Objective:
Every entry here needs to be repeated exactly.

Provided records:
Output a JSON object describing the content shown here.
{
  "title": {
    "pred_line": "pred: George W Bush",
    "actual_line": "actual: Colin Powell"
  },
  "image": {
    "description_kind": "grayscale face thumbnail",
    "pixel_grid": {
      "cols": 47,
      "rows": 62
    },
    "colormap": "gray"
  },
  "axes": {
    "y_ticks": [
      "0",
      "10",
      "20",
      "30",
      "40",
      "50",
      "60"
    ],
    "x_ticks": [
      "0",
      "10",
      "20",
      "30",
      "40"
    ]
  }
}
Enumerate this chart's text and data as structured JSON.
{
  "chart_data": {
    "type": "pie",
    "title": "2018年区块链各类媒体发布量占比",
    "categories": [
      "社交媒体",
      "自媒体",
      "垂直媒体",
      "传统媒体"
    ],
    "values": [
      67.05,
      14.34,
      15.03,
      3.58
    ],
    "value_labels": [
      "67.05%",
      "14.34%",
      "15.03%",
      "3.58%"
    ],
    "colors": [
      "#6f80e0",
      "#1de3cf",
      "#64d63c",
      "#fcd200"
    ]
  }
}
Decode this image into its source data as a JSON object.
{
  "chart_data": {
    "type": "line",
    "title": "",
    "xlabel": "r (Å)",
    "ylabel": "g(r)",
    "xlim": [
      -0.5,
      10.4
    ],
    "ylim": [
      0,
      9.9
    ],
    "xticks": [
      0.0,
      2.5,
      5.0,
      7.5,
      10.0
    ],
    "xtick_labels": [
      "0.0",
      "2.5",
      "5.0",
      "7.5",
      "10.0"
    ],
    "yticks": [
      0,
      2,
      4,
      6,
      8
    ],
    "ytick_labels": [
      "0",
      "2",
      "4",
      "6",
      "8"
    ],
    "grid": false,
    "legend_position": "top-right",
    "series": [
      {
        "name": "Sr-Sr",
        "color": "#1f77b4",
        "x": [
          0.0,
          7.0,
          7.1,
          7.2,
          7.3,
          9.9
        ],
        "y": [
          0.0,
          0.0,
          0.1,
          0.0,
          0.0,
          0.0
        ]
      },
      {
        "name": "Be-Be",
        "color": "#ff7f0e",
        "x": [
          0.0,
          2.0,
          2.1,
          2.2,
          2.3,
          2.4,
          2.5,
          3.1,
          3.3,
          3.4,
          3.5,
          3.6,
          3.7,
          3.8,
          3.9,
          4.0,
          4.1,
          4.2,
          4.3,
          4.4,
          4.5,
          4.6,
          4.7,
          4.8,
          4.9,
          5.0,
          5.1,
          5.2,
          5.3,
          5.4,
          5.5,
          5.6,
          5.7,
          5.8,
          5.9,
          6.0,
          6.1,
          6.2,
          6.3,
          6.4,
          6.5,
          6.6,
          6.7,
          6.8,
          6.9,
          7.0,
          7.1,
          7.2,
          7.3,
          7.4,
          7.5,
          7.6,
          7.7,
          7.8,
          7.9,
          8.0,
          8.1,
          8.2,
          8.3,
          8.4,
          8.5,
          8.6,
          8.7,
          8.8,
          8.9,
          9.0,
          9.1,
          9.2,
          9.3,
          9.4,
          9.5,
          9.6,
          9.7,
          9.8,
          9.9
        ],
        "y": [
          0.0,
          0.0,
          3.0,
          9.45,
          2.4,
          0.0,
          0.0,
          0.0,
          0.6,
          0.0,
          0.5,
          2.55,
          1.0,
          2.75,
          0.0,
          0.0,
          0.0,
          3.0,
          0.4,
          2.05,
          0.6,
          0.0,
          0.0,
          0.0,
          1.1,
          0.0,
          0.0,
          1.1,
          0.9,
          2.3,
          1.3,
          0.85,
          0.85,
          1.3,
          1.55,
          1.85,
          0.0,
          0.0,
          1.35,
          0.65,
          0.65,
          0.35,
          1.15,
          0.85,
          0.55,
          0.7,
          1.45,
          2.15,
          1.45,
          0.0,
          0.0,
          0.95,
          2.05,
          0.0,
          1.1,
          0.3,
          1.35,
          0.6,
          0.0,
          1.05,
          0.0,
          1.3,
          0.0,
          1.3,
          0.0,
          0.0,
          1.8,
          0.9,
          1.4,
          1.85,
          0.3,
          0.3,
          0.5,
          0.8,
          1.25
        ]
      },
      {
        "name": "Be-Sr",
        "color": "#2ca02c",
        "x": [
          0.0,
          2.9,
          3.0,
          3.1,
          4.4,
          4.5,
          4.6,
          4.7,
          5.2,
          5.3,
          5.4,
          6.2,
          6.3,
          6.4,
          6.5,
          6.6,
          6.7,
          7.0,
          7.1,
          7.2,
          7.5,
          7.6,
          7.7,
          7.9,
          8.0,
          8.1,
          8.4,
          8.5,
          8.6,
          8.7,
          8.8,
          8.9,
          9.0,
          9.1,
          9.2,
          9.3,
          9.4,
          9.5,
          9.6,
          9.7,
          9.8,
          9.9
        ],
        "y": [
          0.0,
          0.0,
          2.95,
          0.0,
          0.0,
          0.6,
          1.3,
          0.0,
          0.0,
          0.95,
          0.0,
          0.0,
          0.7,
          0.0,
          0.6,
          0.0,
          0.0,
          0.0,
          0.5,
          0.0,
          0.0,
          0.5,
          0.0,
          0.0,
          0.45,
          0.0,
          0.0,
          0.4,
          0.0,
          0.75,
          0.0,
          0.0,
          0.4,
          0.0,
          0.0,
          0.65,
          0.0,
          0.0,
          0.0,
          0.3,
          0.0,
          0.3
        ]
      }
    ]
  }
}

Result of the exercise:
Output a JSON object describing the content shown here.
{
  "title": {
    "pred_line": "pred: George W Bush",
    "actual_line": "actual: Colin Powell"
  },
  "image": {
    "description_kind": "grayscale face thumbnail",
    "pixel_grid": {
      "cols": 47,
      "rows": 62
    },
    "colormap": "gray"
  },
  "axes": {
    "y_ticks": [
      "0",
      "10",
      "20",
      "30",
      "40",
      "50",
      "60"
    ],
    "x_ticks": [
      "0",
      "10",
      "20",
      "30",
      "40"
    ]
  }
}
Enumerate this chart's text and data as structured JSON.
{
  "chart_data": {
    "type": "pie",
    "title": "2018年区块链各类媒体发布量占比",
    "categories": [
      "社交媒体",
      "自媒体",
      "垂直媒体",
      "传统媒体"
    ],
    "values": [
      67.05,
      14.34,
      15.03,
      3.58
    ],
    "value_labels": [
      "67.05%",
      "14.34%",
      "15.03%",
      "3.58%"
    ],
    "colors": [
      "#6f80e0",
      "#1de3cf",
      "#64d63c",
      "#fcd200"
    ]
  }
}
Decode this image into its source data as a JSON object.
{
  "chart_data": {
    "type": "line",
    "title": "",
    "xlabel": "r (Å)",
    "ylabel": "g(r)",
    "xlim": [
      -0.5,
      10.4
    ],
    "ylim": [
      0,
      9.9
    ],
    "xticks": [
      0.0,
      2.5,
      5.0,
      7.5,
      10.0
    ],
    "xtick_labels": [
      "0.0",
      "2.5",
      "5.0",
      "7.5",
      "10.0"
    ],
    "yticks": [
      0,
      2,
      4,
      6,
      8
    ],
    "ytick_labels": [
      "0",
      "2",
      "4",
      "6",
      "8"
    ],
    "grid": false,
    "legend_position": "top-right",
    "series": [
      {
        "name": "Sr-Sr",
        "color": "#1f77b4",
        "x": [
          0.0,
          7.0,
          7.1,
          7.2,
          7.3,
          9.9
        ],
        "y": [
          0.0,
          0.0,
          0.1,
          0.0,
          0.0,
          0.0
        ]
      },
      {
        "name": "Be-Be",
        "color": "#ff7f0e",
        "x": [
          0.0,
          2.0,
          2.1,
          2.2,
          2.3,
          2.4,
          2.5,
          3.1,
          3.3,
          3.4,
          3.5,
          3.6,
          3.7,
          3.8,
          3.9,
          4.0,
          4.1,
          4.2,
          4.3,
          4.4,
          4.5,
          4.6,
          4.7,
          4.8,
          4.9,
          5.0,
          5.1,
          5.2,
          5.3,
          5.4,
          5.5,
          5.6,
          5.7,
          5.8,
          5.9,
          6.0,
          6.1,
          6.2,
          6.3,
          6.4,
          6.5,
          6.6,
          6.7,
          6.8,
          6.9,
          7.0,
          7.1,
          7.2,
          7.3,
          7.4,
          7.5,
          7.6,
          7.7,
          7.8,
          7.9,
          8.0,
          8.1,
          8.2,
          8.3,
          8.4,
          8.5,
          8.6,
          8.7,
          8.8,
          8.9,
          9.0,
          9.1,
          9.2,
          9.3,
          9.4,
          9.5,
          9.6,
          9.7,
          9.8,
          9.9
        ],
        "y": [
          0.0,
          0.0,
          3.0,
          9.45,
          2.4,
          0.0,
          0.0,
          0.0,
          0.6,
          0.0,
          0.5,
          2.55,
          1.0,
          2.75,
          0.0,
          0.0,
          0.0,
          3.0,
          0.4,
          2.05,
          0.6,
          0.0,
          0.0,
          0.0,
          1.1,
          0.0,
          0.0,
          1.1,
          0.9,
          2.3,
          1.3,
          0.85,
          0.85,
          1.3,
          1.55,
          1.85,
          0.0,
          0.0,
          1.35,
          0.65,
          0.65,
          0.35,
          1.15,
          0.85,
          0.55,
          0.7,
          1.45,
          2.15,
          1.45,
          0.0,
          0.0,
          0.95,
          2.05,
          0.0,
          1.1,
          0.3,
          1.35,
          0.6,
          0.0,
          1.05,
          0.0,
          1.3,
          0.0,
          1.3,
          0.0,
          0.0,
          1.8,
          0.9,
          1.4,
          1.85,
          0.3,
          0.3,
          0.5,
          0.8,
          1.25
        ]
      },
      {
        "name": "Be-Sr",
        "color": "#2ca02c",
        "x": [
          0.0,
          2.9,
          3.0,
          3.1,
          4.4,
          4.5,
          4.6,
          4.7,
          5.2,
          5.3,
          5.4,
          6.2,
          6.3,
          6.4,
          6.5,
          6.6,
          6.7,
          7.0,
          7.1,
          7.2,
          7.5,
          7.6,
          7.7,
          7.9,
          8.0,
          8.1,
          8.4,
          8.5,
          8.6,
          8.7,
          8.8,
          8.9,
          9.0,
          9.1,
          9.2,
          9.3,
          9.4,
          9.5,
          9.6,
          9.7,
          9.8,
          9.9
        ],
        "y": [
          0.0,
          0.0,
          2.95,
          0.0,
          0.0,
          0.6,
          1.3,
          0.0,
          0.0,
          0.95,
          0.0,
          0.0,
          0.7,
          0.0,
          0.6,
          0.0,
          0.0,
          0.0,
          0.5,
          0.0,
          0.0,
          0.5,
          0.0,
          0.0,
          0.45,
          0.0,
          0.0,
          0.4,
          0.0,
          0.75,
          0.0,
          0.0,
          0.4,
          0.0,
          0.0,
          0.65,
          0.0,
          0.0,
          0.0,
          0.3,
          0.0,
          0.3
        ]
      }
    ]
  }
}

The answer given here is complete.